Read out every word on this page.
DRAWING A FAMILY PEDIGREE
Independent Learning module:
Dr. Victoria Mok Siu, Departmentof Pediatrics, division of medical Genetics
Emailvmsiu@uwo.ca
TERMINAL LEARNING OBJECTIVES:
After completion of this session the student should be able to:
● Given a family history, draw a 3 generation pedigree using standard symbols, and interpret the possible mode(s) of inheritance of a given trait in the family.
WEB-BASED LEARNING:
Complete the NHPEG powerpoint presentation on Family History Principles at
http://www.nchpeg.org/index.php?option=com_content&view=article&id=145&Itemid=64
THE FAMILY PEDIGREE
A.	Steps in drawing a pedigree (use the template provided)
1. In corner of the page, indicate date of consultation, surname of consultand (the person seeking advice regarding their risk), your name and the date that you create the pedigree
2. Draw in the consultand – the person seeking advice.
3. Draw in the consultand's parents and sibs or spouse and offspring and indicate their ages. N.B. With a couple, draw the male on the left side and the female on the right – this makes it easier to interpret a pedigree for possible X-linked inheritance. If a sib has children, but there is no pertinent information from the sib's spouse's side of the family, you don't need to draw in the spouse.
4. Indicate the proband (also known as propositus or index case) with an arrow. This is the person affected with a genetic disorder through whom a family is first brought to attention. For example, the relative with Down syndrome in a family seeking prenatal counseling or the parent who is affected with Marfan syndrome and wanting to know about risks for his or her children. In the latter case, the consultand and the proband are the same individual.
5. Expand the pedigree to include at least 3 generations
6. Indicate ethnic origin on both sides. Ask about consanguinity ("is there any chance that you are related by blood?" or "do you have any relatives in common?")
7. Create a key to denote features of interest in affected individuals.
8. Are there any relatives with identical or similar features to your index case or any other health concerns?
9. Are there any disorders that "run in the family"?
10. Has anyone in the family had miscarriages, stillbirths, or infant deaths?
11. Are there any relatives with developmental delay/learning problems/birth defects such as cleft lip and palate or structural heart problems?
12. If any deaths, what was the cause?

▬▬▬▬▬▬

Print all of the data exactly as it was given.

Read out every word on this page.
DRAWING A FAMILY PEDIGREE
Independent Learning module:
Dr. Victoria Mok Siu, Departmentof Pediatrics, division of medical Genetics
Emailvmsiu@uwo.ca
TERMINAL LEARNING OBJECTIVES:
After completion of this session the student should be able to:
● Given a family history, draw a 3 generation pedigree using standard symbols, and interpret the possible mode(s) of inheritance of a given trait in the family.
WEB-BASED LEARNING:
Complete the NHPEG powerpoint presentation on Family History Principles at
http://www.nchpeg.org/index.php?option=com_content&view=article&id=145&Itemid=64
THE FAMILY PEDIGREE
A.	Steps in drawing a pedigree (use the template provided)
1. In corner of the page, indicate date of consultation, surname of consultand (the person seeking advice regarding their risk), your name and the date that you create the pedigree
2. Draw in the consultand – the person seeking advice.
3. Draw in the consultand's parents and sibs or spouse and offspring and indicate their ages. N.B. With a couple, draw the male on the left side and the female on the right – this makes it easier to interpret a pedigree for possible X-linked inheritance. If a sib has children, but there is no pertinent information from the sib's spouse's side of the family, you don't need to draw in the spouse.
4. Indicate the proband (also known as propositus or index case) with an arrow. This is the person affected with a genetic disorder through whom a family is first brought to attention. For example, the relative with Down syndrome in a family seeking prenatal counseling or the parent who is affected with Marfan syndrome and wanting to know about risks for his or her children. In the latter case, the consultand and the proband are the same individual.
5. Expand the pedigree to include at least 3 generations
6. Indicate ethnic origin on both sides. Ask about consanguinity ("is there any chance that you are related by blood?" or "do you have any relatives in common?")
7. Create a key to denote features of interest in affected individuals.
8. Are there any relatives with identical or similar features to your index case or any other health concerns?
9. Are there any disorders that "run in the family"?
10. Has anyone in the family had miscarriages, stillbirths, or infant deaths?
11. Are there any relatives with developmental delay/learning problems/birth defects such as cleft lip and palate or structural heart problems?
12. If any deaths, what was the cause?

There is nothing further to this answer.